=== Stated task ===
Repeat the data below exactly, dropping any pictures it holds.

=== Records provided ===
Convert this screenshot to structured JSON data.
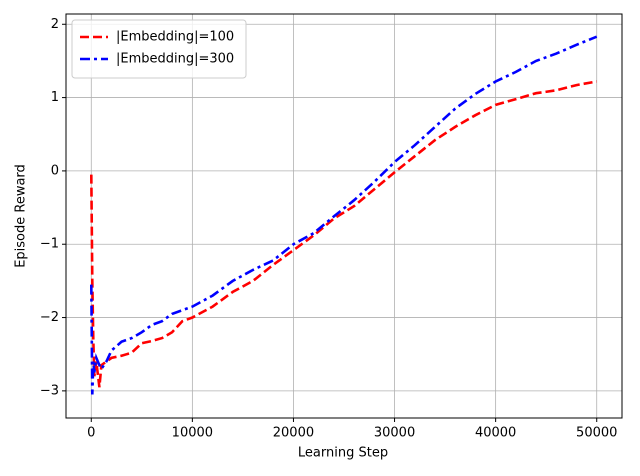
{
  "chart_data": {
    "type": "line",
    "xlabel": "Learning Step",
    "ylabel": "Episode Reward",
    "x": [
      0,
      100,
      200,
      300,
      500,
      800,
      1000,
      1500,
      2000,
      3000,
      4000,
      5000,
      6000,
      7000,
      8000,
      9000,
      10000,
      12000,
      14000,
      16000,
      18000,
      20000,
      22000,
      24000,
      26000,
      28000,
      30000,
      32000,
      34000,
      36000,
      38000,
      40000,
      42000,
      44000,
      46000,
      48000,
      50000
    ],
    "series": [
      {
        "name": "|Embedding|=100",
        "color": "#ff0000",
        "linestyle": "dashed",
        "values": [
          -0.05,
          -1.5,
          -2.3,
          -2.8,
          -2.6,
          -2.95,
          -2.65,
          -2.6,
          -2.55,
          -2.52,
          -2.48,
          -2.35,
          -2.32,
          -2.28,
          -2.2,
          -2.05,
          -2.0,
          -1.85,
          -1.65,
          -1.5,
          -1.28,
          -1.08,
          -0.88,
          -0.65,
          -0.48,
          -0.25,
          -0.02,
          0.2,
          0.42,
          0.6,
          0.76,
          0.9,
          0.98,
          1.06,
          1.1,
          1.17,
          1.22
        ]
      },
      {
        "name": "|Embedding|=300",
        "color": "#0000ff",
        "linestyle": "dashdot",
        "values": [
          -1.55,
          -3.05,
          -2.6,
          -2.75,
          -2.55,
          -2.65,
          -2.7,
          -2.6,
          -2.45,
          -2.33,
          -2.28,
          -2.2,
          -2.1,
          -2.05,
          -1.95,
          -1.9,
          -1.85,
          -1.7,
          -1.5,
          -1.35,
          -1.22,
          -1.0,
          -0.85,
          -0.62,
          -0.4,
          -0.15,
          0.12,
          0.35,
          0.6,
          0.85,
          1.05,
          1.22,
          1.35,
          1.5,
          1.6,
          1.72,
          1.83
        ]
      }
    ],
    "xlim": [
      -2500,
      52500
    ],
    "xticks": [
      0,
      10000,
      20000,
      30000,
      40000,
      50000
    ],
    "ylim": [
      -3.37,
      2.14
    ],
    "yticks": [
      {
        "value": -3,
        "label": "−3"
      },
      {
        "value": -2,
        "label": "−2"
      },
      {
        "value": -1,
        "label": "−1"
      },
      0,
      1,
      2
    ],
    "grid": true,
    "legend": "upper left"
  }
}
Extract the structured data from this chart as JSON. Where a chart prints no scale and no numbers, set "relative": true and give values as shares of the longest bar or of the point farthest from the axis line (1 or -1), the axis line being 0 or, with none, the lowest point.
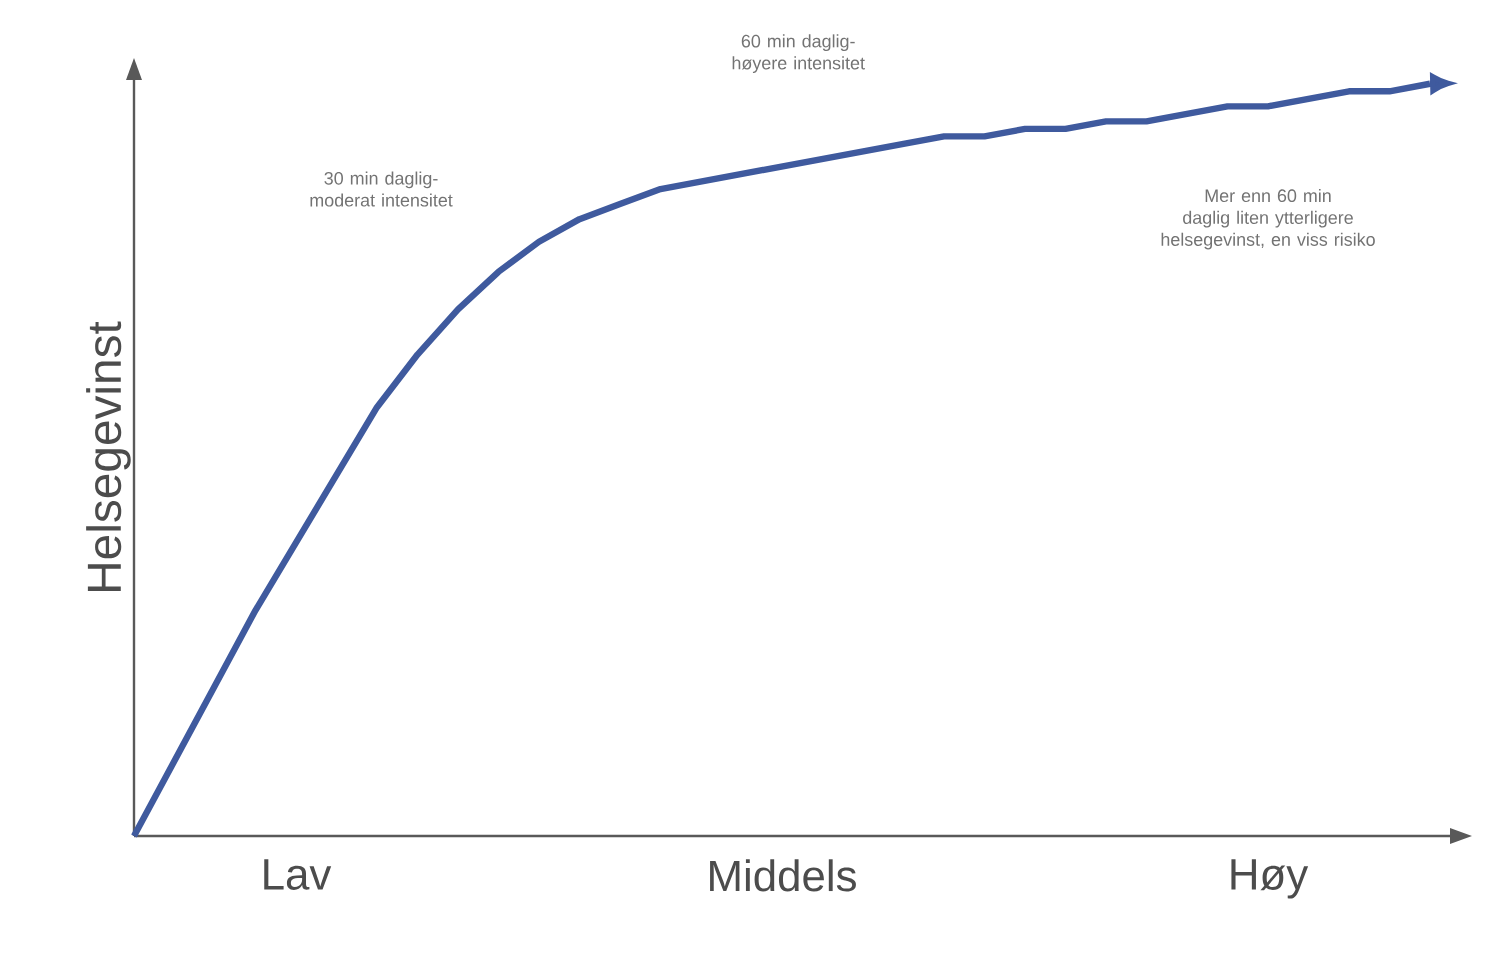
{
  "chart_data": {
    "type": "line",
    "relative": true,
    "ylabel": "Helsegevinst",
    "categories": [
      null,
      null,
      null,
      null,
      "Lav",
      null,
      null,
      null,
      null,
      null,
      null,
      null,
      null,
      null,
      null,
      null,
      "Middels",
      null,
      null,
      null,
      null,
      null,
      null,
      null,
      null,
      null,
      null,
      null,
      "Høy",
      null,
      null,
      null,
      null
    ],
    "series": [
      {
        "color": "#3f5a9e",
        "values": [
          0,
          0.1,
          0.2,
          0.3,
          0.39,
          0.48,
          0.57,
          0.64,
          0.7,
          0.75,
          0.79,
          0.82,
          0.84,
          0.86,
          0.87,
          0.88,
          0.89,
          0.9,
          0.91,
          0.92,
          0.93,
          0.93,
          0.94,
          0.94,
          0.95,
          0.95,
          0.96,
          0.97,
          0.97,
          0.98,
          0.99,
          0.99,
          1
        ]
      }
    ],
    "marker": "none",
    "line_style": "solid",
    "grid": false,
    "annotations": [
      "30 min daglig- moderat intensitet",
      "60 min daglig- høyere intensitet",
      "Mer enn 60 min daglig liten ytterligere helsegevinst, en viss risiko"
    ]
  }
}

=== Solution to the problem ===
Convert this screenshot to structured JSON data.
{
  "chart_data": {
    "type": "line",
    "xlabel": "Learning Step",
    "ylabel": "Episode Reward",
    "x": [
      0,
      100,
      200,
      300,
      500,
      800,
      1000,
      1500,
      2000,
      3000,
      4000,
      5000,
      6000,
      7000,
      8000,
      9000,
      10000,
      12000,
      14000,
      16000,
      18000,
      20000,
      22000,
      24000,
      26000,
      28000,
      30000,
      32000,
      34000,
      36000,
      38000,
      40000,
      42000,
      44000,
      46000,
      48000,
      50000
    ],
    "series": [
      {
        "name": "|Embedding|=100",
        "color": "#ff0000",
        "linestyle": "dashed",
        "values": [
          -0.05,
          -1.5,
          -2.3,
          -2.8,
          -2.6,
          -2.95,
          -2.65,
          -2.6,
          -2.55,
          -2.52,
          -2.48,
          -2.35,
          -2.32,
          -2.28,
          -2.2,
          -2.05,
          -2.0,
          -1.85,
          -1.65,
          -1.5,
          -1.28,
          -1.08,
          -0.88,
          -0.65,
          -0.48,
          -0.25,
          -0.02,
          0.2,
          0.42,
          0.6,
          0.76,
          0.9,
          0.98,
          1.06,
          1.1,
          1.17,
          1.22
        ]
      },
      {
        "name": "|Embedding|=300",
        "color": "#0000ff",
        "linestyle": "dashdot",
        "values": [
          -1.55,
          -3.05,
          -2.6,
          -2.75,
          -2.55,
          -2.65,
          -2.7,
          -2.6,
          -2.45,
          -2.33,
          -2.28,
          -2.2,
          -2.1,
          -2.05,
          -1.95,
          -1.9,
          -1.85,
          -1.7,
          -1.5,
          -1.35,
          -1.22,
          -1.0,
          -0.85,
          -0.62,
          -0.4,
          -0.15,
          0.12,
          0.35,
          0.6,
          0.85,
          1.05,
          1.22,
          1.35,
          1.5,
          1.6,
          1.72,
          1.83
        ]
      }
    ],
    "xlim": [
      -2500,
      52500
    ],
    "xticks": [
      0,
      10000,
      20000,
      30000,
      40000,
      50000
    ],
    "ylim": [
      -3.37,
      2.14
    ],
    "yticks": [
      {
        "value": -3,
        "label": "−3"
      },
      {
        "value": -2,
        "label": "−2"
      },
      {
        "value": -1,
        "label": "−1"
      },
      0,
      1,
      2
    ],
    "grid": true,
    "legend": "upper left"
  }
}
Extract the structured data from this chart as JSON. Where a chart prints no scale and no numbers, set "relative": true and give values as shares of the longest bar or of the point farthest from the axis line (1 or -1), the axis line being 0 or, with none, the lowest point.
{
  "chart_data": {
    "type": "line",
    "relative": true,
    "ylabel": "Helsegevinst",
    "categories": [
      null,
      null,
      null,
      null,
      "Lav",
      null,
      null,
      null,
      null,
      null,
      null,
      null,
      null,
      null,
      null,
      null,
      "Middels",
      null,
      null,
      null,
      null,
      null,
      null,
      null,
      null,
      null,
      null,
      null,
      "Høy",
      null,
      null,
      null,
      null
    ],
    "series": [
      {
        "color": "#3f5a9e",
        "values": [
          0,
          0.1,
          0.2,
          0.3,
          0.39,
          0.48,
          0.57,
          0.64,
          0.7,
          0.75,
          0.79,
          0.82,
          0.84,
          0.86,
          0.87,
          0.88,
          0.89,
          0.9,
          0.91,
          0.92,
          0.93,
          0.93,
          0.94,
          0.94,
          0.95,
          0.95,
          0.96,
          0.97,
          0.97,
          0.98,
          0.99,
          0.99,
          1
        ]
      }
    ],
    "marker": "none",
    "line_style": "solid",
    "grid": false,
    "annotations": [
      "30 min daglig- moderat intensitet",
      "60 min daglig- høyere intensitet",
      "Mer enn 60 min daglig liten ytterligere helsegevinst, en viss risiko"
    ]
  }
}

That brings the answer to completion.